----- PROVIDED RECORDS -----
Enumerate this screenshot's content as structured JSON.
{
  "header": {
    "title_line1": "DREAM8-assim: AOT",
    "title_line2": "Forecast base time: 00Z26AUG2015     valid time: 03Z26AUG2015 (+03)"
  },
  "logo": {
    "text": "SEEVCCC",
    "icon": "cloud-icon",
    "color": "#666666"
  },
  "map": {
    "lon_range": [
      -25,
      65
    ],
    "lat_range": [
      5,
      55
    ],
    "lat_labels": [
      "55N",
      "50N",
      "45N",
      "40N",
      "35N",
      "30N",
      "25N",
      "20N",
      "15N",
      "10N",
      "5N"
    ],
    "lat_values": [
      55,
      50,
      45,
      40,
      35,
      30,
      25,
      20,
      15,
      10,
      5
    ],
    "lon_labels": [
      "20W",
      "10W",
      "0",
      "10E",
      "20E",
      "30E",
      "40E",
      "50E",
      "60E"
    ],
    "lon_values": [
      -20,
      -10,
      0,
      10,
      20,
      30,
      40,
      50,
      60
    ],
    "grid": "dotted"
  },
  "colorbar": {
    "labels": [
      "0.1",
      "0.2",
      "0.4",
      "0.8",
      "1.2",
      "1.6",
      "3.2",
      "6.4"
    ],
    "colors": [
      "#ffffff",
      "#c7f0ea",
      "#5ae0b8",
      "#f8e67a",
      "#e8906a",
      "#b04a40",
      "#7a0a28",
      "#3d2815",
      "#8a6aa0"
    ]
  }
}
-----
----- PROVIDED RECORDS -----
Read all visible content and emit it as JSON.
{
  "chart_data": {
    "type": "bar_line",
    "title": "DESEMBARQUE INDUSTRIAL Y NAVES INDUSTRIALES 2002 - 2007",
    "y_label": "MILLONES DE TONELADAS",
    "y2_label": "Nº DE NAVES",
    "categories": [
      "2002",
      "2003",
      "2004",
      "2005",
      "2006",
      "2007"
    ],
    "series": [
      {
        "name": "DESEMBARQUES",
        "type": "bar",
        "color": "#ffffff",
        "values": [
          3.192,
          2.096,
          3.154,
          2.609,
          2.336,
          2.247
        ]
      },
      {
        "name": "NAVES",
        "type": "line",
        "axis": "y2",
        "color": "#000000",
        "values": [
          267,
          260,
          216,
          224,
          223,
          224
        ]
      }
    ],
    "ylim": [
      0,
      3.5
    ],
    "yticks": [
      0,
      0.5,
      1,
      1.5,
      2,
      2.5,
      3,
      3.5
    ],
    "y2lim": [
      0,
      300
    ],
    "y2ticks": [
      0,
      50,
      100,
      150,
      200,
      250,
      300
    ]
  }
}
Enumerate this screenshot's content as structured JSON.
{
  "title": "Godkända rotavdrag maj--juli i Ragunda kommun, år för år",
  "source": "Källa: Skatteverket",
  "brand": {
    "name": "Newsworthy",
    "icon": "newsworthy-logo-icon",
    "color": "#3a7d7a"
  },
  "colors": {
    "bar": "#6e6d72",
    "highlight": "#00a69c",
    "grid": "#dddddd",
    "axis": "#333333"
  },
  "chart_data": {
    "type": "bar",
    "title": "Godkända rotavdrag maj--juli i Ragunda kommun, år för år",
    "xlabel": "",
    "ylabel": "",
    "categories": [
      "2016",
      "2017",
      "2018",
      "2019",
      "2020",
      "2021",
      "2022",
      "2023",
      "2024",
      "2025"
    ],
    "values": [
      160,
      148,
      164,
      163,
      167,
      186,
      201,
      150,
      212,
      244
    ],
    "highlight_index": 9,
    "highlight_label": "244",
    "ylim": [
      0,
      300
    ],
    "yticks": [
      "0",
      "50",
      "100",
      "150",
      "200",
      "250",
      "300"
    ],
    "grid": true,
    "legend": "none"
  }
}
-----
----- PROVIDED RECORDS -----
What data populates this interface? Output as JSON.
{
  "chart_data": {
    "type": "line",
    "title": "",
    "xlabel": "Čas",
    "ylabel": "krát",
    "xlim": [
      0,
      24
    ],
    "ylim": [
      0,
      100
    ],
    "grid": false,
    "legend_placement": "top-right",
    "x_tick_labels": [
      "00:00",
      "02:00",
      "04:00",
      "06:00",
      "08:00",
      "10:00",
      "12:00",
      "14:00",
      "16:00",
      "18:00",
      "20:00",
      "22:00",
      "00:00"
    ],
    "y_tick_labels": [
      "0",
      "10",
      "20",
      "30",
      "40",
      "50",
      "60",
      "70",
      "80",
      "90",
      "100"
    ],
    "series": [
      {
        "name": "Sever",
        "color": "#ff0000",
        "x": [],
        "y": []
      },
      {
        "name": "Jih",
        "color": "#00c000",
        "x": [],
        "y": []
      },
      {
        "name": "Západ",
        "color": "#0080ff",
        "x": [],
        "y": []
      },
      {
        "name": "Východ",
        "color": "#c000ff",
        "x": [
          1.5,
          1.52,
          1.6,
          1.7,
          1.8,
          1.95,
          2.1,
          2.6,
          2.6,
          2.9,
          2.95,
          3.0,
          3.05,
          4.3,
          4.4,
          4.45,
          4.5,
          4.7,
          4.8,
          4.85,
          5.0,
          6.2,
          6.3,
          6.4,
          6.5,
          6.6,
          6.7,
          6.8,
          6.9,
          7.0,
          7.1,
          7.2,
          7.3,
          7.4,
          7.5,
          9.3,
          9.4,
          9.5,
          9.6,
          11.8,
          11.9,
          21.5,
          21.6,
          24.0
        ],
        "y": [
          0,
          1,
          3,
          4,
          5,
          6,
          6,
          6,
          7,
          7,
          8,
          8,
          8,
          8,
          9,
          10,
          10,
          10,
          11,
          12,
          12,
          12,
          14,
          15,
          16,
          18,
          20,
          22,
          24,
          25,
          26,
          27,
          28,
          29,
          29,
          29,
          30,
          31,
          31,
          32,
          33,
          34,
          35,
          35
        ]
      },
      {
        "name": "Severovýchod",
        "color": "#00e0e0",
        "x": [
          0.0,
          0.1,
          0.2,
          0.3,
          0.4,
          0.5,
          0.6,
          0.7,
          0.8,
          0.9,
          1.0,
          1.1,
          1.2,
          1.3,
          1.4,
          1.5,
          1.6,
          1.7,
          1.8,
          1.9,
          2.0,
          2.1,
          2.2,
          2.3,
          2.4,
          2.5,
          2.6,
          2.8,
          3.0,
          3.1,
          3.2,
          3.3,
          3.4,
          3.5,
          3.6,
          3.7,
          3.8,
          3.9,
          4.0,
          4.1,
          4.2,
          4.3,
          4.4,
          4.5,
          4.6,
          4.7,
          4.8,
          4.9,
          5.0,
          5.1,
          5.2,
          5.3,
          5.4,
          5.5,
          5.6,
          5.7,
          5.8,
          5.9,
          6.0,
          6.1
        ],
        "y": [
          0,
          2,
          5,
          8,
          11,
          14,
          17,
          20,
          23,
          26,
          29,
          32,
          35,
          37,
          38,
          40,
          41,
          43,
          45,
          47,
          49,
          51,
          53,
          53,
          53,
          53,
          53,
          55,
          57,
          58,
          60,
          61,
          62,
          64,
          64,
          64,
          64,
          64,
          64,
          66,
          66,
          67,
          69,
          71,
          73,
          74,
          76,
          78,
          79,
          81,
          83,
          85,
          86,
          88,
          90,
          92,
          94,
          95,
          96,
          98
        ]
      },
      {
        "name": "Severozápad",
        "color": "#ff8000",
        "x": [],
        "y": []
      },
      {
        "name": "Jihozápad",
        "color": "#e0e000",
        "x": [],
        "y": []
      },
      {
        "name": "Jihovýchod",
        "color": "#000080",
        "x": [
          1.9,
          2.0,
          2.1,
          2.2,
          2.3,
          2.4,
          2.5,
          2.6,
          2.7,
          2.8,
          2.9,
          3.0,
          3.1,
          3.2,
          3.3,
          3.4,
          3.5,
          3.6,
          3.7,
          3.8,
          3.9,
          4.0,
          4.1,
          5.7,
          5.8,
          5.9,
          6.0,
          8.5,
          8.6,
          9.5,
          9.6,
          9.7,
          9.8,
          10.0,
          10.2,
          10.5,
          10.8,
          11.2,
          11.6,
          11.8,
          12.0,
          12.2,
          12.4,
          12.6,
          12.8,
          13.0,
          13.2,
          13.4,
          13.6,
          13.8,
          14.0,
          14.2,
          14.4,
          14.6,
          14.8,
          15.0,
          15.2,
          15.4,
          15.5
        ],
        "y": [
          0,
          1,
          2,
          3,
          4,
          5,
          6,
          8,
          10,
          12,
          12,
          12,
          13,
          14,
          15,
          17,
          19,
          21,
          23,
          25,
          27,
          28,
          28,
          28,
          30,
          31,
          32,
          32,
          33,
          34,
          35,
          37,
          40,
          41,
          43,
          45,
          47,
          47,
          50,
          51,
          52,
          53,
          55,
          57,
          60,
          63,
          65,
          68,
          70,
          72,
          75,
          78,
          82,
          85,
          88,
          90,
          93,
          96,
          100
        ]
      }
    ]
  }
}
-----
• _WHAT YOU ARE ASKED TO DO_
Among the lines of the material, find those that hold the word "icon" and copy them.

• _WRITTEN RESPONSE_
    "icon": "cloud-icon",
    "icon": "newsworthy-logo-icon",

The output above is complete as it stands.